● **DESCRIPTION OF THE TASK**:
Reproduce all the entries exactly.

● **DATA PROVIDED**:
- - -

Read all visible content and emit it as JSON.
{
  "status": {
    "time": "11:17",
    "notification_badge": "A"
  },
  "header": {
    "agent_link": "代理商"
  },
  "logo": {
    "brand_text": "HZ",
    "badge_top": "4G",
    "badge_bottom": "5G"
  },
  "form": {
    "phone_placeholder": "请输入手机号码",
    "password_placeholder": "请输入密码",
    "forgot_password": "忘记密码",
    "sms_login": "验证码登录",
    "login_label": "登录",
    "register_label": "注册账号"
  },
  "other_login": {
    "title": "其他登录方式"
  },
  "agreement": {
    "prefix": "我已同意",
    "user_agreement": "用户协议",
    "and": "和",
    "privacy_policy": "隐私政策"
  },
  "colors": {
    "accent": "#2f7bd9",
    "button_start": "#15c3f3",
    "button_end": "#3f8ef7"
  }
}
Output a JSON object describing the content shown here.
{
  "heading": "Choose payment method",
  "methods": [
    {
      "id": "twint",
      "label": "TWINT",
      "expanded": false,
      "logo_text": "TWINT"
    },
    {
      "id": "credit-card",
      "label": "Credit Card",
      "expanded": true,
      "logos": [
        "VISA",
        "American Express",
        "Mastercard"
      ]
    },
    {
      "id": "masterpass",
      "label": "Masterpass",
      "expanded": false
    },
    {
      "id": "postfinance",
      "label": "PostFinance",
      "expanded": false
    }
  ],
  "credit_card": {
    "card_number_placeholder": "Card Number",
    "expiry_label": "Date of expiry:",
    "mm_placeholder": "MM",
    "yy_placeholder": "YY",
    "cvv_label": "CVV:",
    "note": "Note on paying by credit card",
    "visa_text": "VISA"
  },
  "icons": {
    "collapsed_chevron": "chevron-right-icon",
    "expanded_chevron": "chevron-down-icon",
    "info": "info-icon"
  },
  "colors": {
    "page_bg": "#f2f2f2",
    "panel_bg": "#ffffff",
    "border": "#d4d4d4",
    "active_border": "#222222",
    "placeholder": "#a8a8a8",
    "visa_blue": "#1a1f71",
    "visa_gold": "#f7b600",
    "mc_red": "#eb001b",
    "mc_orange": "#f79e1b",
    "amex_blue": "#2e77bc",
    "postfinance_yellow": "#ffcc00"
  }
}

- - -

● **RESULT**:
Read all visible content and emit it as JSON.
{
  "status": {
    "time": "11:17",
    "notification_badge": "A"
  },
  "header": {
    "agent_link": "代理商"
  },
  "logo": {
    "brand_text": "HZ",
    "badge_top": "4G",
    "badge_bottom": "5G"
  },
  "form": {
    "phone_placeholder": "请输入手机号码",
    "password_placeholder": "请输入密码",
    "forgot_password": "忘记密码",
    "sms_login": "验证码登录",
    "login_label": "登录",
    "register_label": "注册账号"
  },
  "other_login": {
    "title": "其他登录方式"
  },
  "agreement": {
    "prefix": "我已同意",
    "user_agreement": "用户协议",
    "and": "和",
    "privacy_policy": "隐私政策"
  },
  "colors": {
    "accent": "#2f7bd9",
    "button_start": "#15c3f3",
    "button_end": "#3f8ef7"
  }
}
Output a JSON object describing the content shown here.
{
  "heading": "Choose payment method",
  "methods": [
    {
      "id": "twint",
      "label": "TWINT",
      "expanded": false,
      "logo_text": "TWINT"
    },
    {
      "id": "credit-card",
      "label": "Credit Card",
      "expanded": true,
      "logos": [
        "VISA",
        "American Express",
        "Mastercard"
      ]
    },
    {
      "id": "masterpass",
      "label": "Masterpass",
      "expanded": false
    },
    {
      "id": "postfinance",
      "label": "PostFinance",
      "expanded": false
    }
  ],
  "credit_card": {
    "card_number_placeholder": "Card Number",
    "expiry_label": "Date of expiry:",
    "mm_placeholder": "MM",
    "yy_placeholder": "YY",
    "cvv_label": "CVV:",
    "note": "Note on paying by credit card",
    "visa_text": "VISA"
  },
  "icons": {
    "collapsed_chevron": "chevron-right-icon",
    "expanded_chevron": "chevron-down-icon",
    "info": "info-icon"
  },
  "colors": {
    "page_bg": "#f2f2f2",
    "panel_bg": "#ffffff",
    "border": "#d4d4d4",
    "active_border": "#222222",
    "placeholder": "#a8a8a8",
    "visa_blue": "#1a1f71",
    "visa_gold": "#f7b600",
    "mc_red": "#eb001b",
    "mc_orange": "#f79e1b",
    "amex_blue": "#2e77bc",
    "postfinance_yellow": "#ffcc00"
  }
}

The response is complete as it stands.